- _Task_
Look through the records that follow. Copy every line containing the word "mantissa".

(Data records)
■ ■ ■ ■ ■
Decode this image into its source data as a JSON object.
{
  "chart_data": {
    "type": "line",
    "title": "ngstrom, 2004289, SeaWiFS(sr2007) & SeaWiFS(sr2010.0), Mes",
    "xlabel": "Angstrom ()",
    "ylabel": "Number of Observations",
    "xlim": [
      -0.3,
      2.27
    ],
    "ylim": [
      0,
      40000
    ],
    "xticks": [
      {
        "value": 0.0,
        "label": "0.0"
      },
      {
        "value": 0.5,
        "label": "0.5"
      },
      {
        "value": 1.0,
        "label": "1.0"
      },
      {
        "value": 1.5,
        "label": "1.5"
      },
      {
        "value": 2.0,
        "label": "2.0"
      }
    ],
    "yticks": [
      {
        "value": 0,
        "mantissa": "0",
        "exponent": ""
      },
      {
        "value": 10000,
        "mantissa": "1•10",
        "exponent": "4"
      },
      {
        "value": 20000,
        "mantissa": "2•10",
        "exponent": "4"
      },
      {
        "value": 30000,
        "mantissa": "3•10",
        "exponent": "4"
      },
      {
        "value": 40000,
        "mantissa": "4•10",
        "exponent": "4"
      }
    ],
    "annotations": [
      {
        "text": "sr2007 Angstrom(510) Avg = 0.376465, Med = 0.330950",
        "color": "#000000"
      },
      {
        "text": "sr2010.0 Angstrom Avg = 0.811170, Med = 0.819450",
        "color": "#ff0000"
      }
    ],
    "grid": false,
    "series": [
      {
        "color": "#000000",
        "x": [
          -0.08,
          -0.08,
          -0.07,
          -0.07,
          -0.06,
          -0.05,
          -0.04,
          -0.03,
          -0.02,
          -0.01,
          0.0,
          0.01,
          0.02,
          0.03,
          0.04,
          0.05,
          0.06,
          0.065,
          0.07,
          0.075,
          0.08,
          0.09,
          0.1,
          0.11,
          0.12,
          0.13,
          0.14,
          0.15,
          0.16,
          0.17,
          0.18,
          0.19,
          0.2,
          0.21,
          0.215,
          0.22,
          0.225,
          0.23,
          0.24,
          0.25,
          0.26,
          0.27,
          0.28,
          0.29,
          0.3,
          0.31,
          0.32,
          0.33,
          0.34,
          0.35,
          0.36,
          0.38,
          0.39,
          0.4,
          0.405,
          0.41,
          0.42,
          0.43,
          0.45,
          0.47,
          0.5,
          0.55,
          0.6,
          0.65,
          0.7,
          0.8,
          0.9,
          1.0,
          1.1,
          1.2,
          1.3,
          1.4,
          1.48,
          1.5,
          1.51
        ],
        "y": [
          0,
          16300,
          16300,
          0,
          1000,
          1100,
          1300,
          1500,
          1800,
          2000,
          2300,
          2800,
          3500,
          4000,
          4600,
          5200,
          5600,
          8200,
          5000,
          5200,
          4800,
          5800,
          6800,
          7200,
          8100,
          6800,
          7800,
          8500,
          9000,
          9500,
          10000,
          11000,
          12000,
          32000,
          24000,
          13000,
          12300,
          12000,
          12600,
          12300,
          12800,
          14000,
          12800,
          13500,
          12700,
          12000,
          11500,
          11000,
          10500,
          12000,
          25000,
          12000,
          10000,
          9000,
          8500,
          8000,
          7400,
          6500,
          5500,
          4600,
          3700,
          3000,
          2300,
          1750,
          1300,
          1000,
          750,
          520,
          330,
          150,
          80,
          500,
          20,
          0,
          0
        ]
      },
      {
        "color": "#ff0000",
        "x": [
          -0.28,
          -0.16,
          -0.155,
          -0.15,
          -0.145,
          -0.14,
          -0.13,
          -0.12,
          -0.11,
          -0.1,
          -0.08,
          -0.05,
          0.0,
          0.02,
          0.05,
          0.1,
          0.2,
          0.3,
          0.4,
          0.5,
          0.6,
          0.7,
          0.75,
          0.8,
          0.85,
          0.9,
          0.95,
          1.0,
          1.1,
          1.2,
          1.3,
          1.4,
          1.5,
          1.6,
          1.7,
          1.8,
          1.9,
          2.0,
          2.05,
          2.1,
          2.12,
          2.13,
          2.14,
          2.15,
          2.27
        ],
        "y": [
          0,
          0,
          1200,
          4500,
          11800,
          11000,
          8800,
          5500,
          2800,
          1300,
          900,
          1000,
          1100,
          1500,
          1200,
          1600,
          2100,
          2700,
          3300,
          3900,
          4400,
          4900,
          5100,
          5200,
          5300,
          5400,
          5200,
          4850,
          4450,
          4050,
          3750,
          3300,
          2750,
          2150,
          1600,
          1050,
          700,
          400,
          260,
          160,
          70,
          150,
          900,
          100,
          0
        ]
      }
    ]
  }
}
■ ■ ■ ■ ■
- _Answer to this problem_
        "mantissa": "0",
        "mantissa": "1•10",
        "mantissa": "2•10",
        "mantissa": "3•10",
        "mantissa": "4•10",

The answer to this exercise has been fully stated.